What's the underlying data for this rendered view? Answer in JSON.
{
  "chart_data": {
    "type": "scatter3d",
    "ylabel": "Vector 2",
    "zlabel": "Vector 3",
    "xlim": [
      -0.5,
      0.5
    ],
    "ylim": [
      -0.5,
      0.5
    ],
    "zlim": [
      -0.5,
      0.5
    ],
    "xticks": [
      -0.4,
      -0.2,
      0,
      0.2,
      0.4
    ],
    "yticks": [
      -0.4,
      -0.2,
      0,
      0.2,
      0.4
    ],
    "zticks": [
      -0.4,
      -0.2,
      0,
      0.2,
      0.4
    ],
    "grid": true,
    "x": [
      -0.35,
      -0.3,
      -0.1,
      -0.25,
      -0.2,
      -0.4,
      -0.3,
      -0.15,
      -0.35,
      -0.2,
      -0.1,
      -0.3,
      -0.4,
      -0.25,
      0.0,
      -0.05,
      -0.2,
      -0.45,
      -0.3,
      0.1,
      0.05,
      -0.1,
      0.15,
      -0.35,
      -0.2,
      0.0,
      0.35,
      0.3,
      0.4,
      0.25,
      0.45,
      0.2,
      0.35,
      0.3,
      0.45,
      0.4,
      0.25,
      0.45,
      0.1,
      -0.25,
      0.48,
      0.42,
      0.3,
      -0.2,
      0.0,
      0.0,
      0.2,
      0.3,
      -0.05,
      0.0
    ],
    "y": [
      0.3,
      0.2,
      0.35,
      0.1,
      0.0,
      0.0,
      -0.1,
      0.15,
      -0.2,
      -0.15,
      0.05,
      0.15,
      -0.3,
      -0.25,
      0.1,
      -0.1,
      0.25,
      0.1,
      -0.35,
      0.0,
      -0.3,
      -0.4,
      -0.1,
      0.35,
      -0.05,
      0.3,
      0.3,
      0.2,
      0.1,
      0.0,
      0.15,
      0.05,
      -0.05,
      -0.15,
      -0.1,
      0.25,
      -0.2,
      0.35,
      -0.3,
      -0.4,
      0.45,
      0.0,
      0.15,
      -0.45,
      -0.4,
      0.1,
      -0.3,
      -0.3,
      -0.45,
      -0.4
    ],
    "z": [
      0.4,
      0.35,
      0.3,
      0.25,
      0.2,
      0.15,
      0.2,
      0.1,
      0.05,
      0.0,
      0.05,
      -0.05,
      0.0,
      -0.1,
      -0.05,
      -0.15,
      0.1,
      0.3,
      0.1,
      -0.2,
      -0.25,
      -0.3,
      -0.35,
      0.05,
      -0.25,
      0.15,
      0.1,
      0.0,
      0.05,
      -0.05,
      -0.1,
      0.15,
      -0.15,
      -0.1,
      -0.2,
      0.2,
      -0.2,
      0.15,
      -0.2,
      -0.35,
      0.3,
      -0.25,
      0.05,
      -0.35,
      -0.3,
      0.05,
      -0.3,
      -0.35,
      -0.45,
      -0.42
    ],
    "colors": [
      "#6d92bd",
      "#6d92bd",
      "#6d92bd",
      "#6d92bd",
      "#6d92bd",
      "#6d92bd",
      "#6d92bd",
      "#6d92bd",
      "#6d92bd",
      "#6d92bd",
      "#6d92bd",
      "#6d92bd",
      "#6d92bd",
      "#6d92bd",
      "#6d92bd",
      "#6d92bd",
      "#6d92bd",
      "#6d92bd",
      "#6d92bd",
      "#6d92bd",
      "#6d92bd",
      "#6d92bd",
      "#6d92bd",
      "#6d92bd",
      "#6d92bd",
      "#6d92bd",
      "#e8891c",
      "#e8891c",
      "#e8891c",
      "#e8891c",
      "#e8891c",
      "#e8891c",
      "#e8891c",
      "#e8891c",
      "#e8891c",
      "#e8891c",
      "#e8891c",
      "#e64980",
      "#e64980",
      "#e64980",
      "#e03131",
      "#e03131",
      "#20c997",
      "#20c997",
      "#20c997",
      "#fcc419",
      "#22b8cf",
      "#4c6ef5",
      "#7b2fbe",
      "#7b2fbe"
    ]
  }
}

____

From the records above, extract everything verbatim.

What's the underlying data for this rendered view? Answer in JSON.
{
  "chart_data": {
    "type": "scatter3d",
    "ylabel": "Vector 2",
    "zlabel": "Vector 3",
    "xlim": [
      -0.5,
      0.5
    ],
    "ylim": [
      -0.5,
      0.5
    ],
    "zlim": [
      -0.5,
      0.5
    ],
    "xticks": [
      -0.4,
      -0.2,
      0,
      0.2,
      0.4
    ],
    "yticks": [
      -0.4,
      -0.2,
      0,
      0.2,
      0.4
    ],
    "zticks": [
      -0.4,
      -0.2,
      0,
      0.2,
      0.4
    ],
    "grid": true,
    "x": [
      -0.35,
      -0.3,
      -0.1,
      -0.25,
      -0.2,
      -0.4,
      -0.3,
      -0.15,
      -0.35,
      -0.2,
      -0.1,
      -0.3,
      -0.4,
      -0.25,
      0.0,
      -0.05,
      -0.2,
      -0.45,
      -0.3,
      0.1,
      0.05,
      -0.1,
      0.15,
      -0.35,
      -0.2,
      0.0,
      0.35,
      0.3,
      0.4,
      0.25,
      0.45,
      0.2,
      0.35,
      0.3,
      0.45,
      0.4,
      0.25,
      0.45,
      0.1,
      -0.25,
      0.48,
      0.42,
      0.3,
      -0.2,
      0.0,
      0.0,
      0.2,
      0.3,
      -0.05,
      0.0
    ],
    "y": [
      0.3,
      0.2,
      0.35,
      0.1,
      0.0,
      0.0,
      -0.1,
      0.15,
      -0.2,
      -0.15,
      0.05,
      0.15,
      -0.3,
      -0.25,
      0.1,
      -0.1,
      0.25,
      0.1,
      -0.35,
      0.0,
      -0.3,
      -0.4,
      -0.1,
      0.35,
      -0.05,
      0.3,
      0.3,
      0.2,
      0.1,
      0.0,
      0.15,
      0.05,
      -0.05,
      -0.15,
      -0.1,
      0.25,
      -0.2,
      0.35,
      -0.3,
      -0.4,
      0.45,
      0.0,
      0.15,
      -0.45,
      -0.4,
      0.1,
      -0.3,
      -0.3,
      -0.45,
      -0.4
    ],
    "z": [
      0.4,
      0.35,
      0.3,
      0.25,
      0.2,
      0.15,
      0.2,
      0.1,
      0.05,
      0.0,
      0.05,
      -0.05,
      0.0,
      -0.1,
      -0.05,
      -0.15,
      0.1,
      0.3,
      0.1,
      -0.2,
      -0.25,
      -0.3,
      -0.35,
      0.05,
      -0.25,
      0.15,
      0.1,
      0.0,
      0.05,
      -0.05,
      -0.1,
      0.15,
      -0.15,
      -0.1,
      -0.2,
      0.2,
      -0.2,
      0.15,
      -0.2,
      -0.35,
      0.3,
      -0.25,
      0.05,
      -0.35,
      -0.3,
      0.05,
      -0.3,
      -0.35,
      -0.45,
      -0.42
    ],
    "colors": [
      "#6d92bd",
      "#6d92bd",
      "#6d92bd",
      "#6d92bd",
      "#6d92bd",
      "#6d92bd",
      "#6d92bd",
      "#6d92bd",
      "#6d92bd",
      "#6d92bd",
      "#6d92bd",
      "#6d92bd",
      "#6d92bd",
      "#6d92bd",
      "#6d92bd",
      "#6d92bd",
      "#6d92bd",
      "#6d92bd",
      "#6d92bd",
      "#6d92bd",
      "#6d92bd",
      "#6d92bd",
      "#6d92bd",
      "#6d92bd",
      "#6d92bd",
      "#6d92bd",
      "#e8891c",
      "#e8891c",
      "#e8891c",
      "#e8891c",
      "#e8891c",
      "#e8891c",
      "#e8891c",
      "#e8891c",
      "#e8891c",
      "#e8891c",
      "#e8891c",
      "#e64980",
      "#e64980",
      "#e64980",
      "#e03131",
      "#e03131",
      "#20c997",
      "#20c997",
      "#20c997",
      "#fcc419",
      "#22b8cf",
      "#4c6ef5",
      "#7b2fbe",
      "#7b2fbe"
    ]
  }
}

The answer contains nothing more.